Goal | Below is a block of records; repeat all of them exactly.

Exercise materials |

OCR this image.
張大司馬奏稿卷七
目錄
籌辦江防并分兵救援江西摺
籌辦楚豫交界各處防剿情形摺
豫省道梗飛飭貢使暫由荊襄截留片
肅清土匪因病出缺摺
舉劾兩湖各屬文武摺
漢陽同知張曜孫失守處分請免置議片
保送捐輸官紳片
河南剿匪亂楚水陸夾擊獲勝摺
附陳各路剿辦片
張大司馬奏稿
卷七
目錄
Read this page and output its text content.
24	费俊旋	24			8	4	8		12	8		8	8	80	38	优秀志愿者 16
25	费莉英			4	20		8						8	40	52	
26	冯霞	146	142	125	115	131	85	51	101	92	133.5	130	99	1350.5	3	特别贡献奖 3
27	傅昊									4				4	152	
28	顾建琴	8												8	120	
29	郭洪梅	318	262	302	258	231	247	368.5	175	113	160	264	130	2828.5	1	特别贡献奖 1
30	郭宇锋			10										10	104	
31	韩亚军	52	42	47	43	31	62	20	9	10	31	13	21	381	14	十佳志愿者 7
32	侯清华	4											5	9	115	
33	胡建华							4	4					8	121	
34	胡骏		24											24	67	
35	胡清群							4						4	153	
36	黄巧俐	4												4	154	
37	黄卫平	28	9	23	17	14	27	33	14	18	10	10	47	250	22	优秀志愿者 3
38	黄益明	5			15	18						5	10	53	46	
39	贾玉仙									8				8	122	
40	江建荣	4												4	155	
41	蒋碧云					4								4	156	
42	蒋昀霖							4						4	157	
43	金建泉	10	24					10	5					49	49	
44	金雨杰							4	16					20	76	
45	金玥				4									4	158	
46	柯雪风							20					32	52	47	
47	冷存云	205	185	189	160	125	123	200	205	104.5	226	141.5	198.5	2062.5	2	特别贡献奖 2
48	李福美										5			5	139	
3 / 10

Result for this task |
OCR this image.
張大司馬奏稿卷七
目錄
籌辦江防并分兵救援江西摺
籌辦楚豫交界各處防剿情形摺
豫省道梗飛飭貢使暫由荊襄截留片
肅清土匪因病出缺摺
舉劾兩湖各屬文武摺
漢陽同知張曜孫失守處分請免置議片
保送捐輸官紳片
河南剿匪亂楚水陸夾擊獲勝摺
附陳各路剿辦片
張大司馬奏稿
卷七
目錄
Read this page and output its text content.
24	费俊旋	24			8	4	8		12	8		8	8	80	38	优秀志愿者 16
25	费莉英			4	20		8						8	40	52	
26	冯霞	146	142	125	115	131	85	51	101	92	133.5	130	99	1350.5	3	特别贡献奖 3
27	傅昊									4				4	152	
28	顾建琴	8												8	120	
29	郭洪梅	318	262	302	258	231	247	368.5	175	113	160	264	130	2828.5	1	特别贡献奖 1
30	郭宇锋			10										10	104	
31	韩亚军	52	42	47	43	31	62	20	9	10	31	13	21	381	14	十佳志愿者 7
32	侯清华	4											5	9	115	
33	胡建华							4	4					8	121	
34	胡骏		24											24	67	
35	胡清群							4						4	153	
36	黄巧俐	4												4	154	
37	黄卫平	28	9	23	17	14	27	33	14	18	10	10	47	250	22	优秀志愿者 3
38	黄益明	5			15	18						5	10	53	46	
39	贾玉仙									8				8	122	
40	江建荣	4												4	155	
41	蒋碧云					4								4	156	
42	蒋昀霖							4						4	157	
43	金建泉	10	24					10	5					49	49	
44	金雨杰							4	16					20	76	
45	金玥				4									4	158	
46	柯雪风							20					32	52	47	
47	冷存云	205	185	189	160	125	123	200	205	104.5	226	141.5	198.5	2062.5	2	特别贡献奖 2
48	李福美										5			5	139	
3 / 10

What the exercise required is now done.